Each entry in the listing below should be restated word for word.

————

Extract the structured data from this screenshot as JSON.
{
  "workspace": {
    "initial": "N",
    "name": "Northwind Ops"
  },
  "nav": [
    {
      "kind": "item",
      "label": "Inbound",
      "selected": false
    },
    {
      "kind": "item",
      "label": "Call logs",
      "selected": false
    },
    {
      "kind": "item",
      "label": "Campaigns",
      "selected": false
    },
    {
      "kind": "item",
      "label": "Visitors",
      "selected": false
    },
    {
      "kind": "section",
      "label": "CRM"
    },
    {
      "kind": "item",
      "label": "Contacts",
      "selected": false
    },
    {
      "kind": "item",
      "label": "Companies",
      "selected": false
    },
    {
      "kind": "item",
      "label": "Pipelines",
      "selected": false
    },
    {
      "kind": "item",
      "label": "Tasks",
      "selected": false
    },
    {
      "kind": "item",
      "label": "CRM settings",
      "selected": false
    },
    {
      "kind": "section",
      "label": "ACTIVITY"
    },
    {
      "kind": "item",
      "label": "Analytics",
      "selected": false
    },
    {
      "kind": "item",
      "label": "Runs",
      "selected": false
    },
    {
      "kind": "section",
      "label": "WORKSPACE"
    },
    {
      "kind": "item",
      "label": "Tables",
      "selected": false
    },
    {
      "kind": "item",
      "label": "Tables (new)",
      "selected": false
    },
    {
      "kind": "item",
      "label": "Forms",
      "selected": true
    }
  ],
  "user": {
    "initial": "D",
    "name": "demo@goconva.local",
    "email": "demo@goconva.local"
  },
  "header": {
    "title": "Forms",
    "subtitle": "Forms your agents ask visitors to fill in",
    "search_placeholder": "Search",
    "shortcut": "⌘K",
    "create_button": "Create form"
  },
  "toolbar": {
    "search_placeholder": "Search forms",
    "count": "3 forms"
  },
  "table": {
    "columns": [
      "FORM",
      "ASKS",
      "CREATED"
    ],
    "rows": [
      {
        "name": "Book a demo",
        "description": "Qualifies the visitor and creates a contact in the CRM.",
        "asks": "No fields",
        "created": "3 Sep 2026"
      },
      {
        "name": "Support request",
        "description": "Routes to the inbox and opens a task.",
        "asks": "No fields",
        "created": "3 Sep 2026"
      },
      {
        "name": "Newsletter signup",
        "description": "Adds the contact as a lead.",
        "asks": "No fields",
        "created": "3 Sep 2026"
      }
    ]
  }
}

————

-- WORKED SOLUTION --
Extract the structured data from this screenshot as JSON.
{
  "workspace": {
    "initial": "N",
    "name": "Northwind Ops"
  },
  "nav": [
    {
      "kind": "item",
      "label": "Inbound",
      "selected": false
    },
    {
      "kind": "item",
      "label": "Call logs",
      "selected": false
    },
    {
      "kind": "item",
      "label": "Campaigns",
      "selected": false
    },
    {
      "kind": "item",
      "label": "Visitors",
      "selected": false
    },
    {
      "kind": "section",
      "label": "CRM"
    },
    {
      "kind": "item",
      "label": "Contacts",
      "selected": false
    },
    {
      "kind": "item",
      "label": "Companies",
      "selected": false
    },
    {
      "kind": "item",
      "label": "Pipelines",
      "selected": false
    },
    {
      "kind": "item",
      "label": "Tasks",
      "selected": false
    },
    {
      "kind": "item",
      "label": "CRM settings",
      "selected": false
    },
    {
      "kind": "section",
      "label": "ACTIVITY"
    },
    {
      "kind": "item",
      "label": "Analytics",
      "selected": false
    },
    {
      "kind": "item",
      "label": "Runs",
      "selected": false
    },
    {
      "kind": "section",
      "label": "WORKSPACE"
    },
    {
      "kind": "item",
      "label": "Tables",
      "selected": false
    },
    {
      "kind": "item",
      "label": "Tables (new)",
      "selected": false
    },
    {
      "kind": "item",
      "label": "Forms",
      "selected": true
    }
  ],
  "user": {
    "initial": "D",
    "name": "demo@goconva.local",
    "email": "demo@goconva.local"
  },
  "header": {
    "title": "Forms",
    "subtitle": "Forms your agents ask visitors to fill in",
    "search_placeholder": "Search",
    "shortcut": "⌘K",
    "create_button": "Create form"
  },
  "toolbar": {
    "search_placeholder": "Search forms",
    "count": "3 forms"
  },
  "table": {
    "columns": [
      "FORM",
      "ASKS",
      "CREATED"
    ],
    "rows": [
      {
        "name": "Book a demo",
        "description": "Qualifies the visitor and creates a contact in the CRM.",
        "asks": "No fields",
        "created": "3 Sep 2026"
      },
      {
        "name": "Support request",
        "description": "Routes to the inbox and opens a task.",
        "asks": "No fields",
        "created": "3 Sep 2026"
      },
      {
        "name": "Newsletter signup",
        "description": "Adds the contact as a lead.",
        "asks": "No fields",
        "created": "3 Sep 2026"
      }
    ]
  }
}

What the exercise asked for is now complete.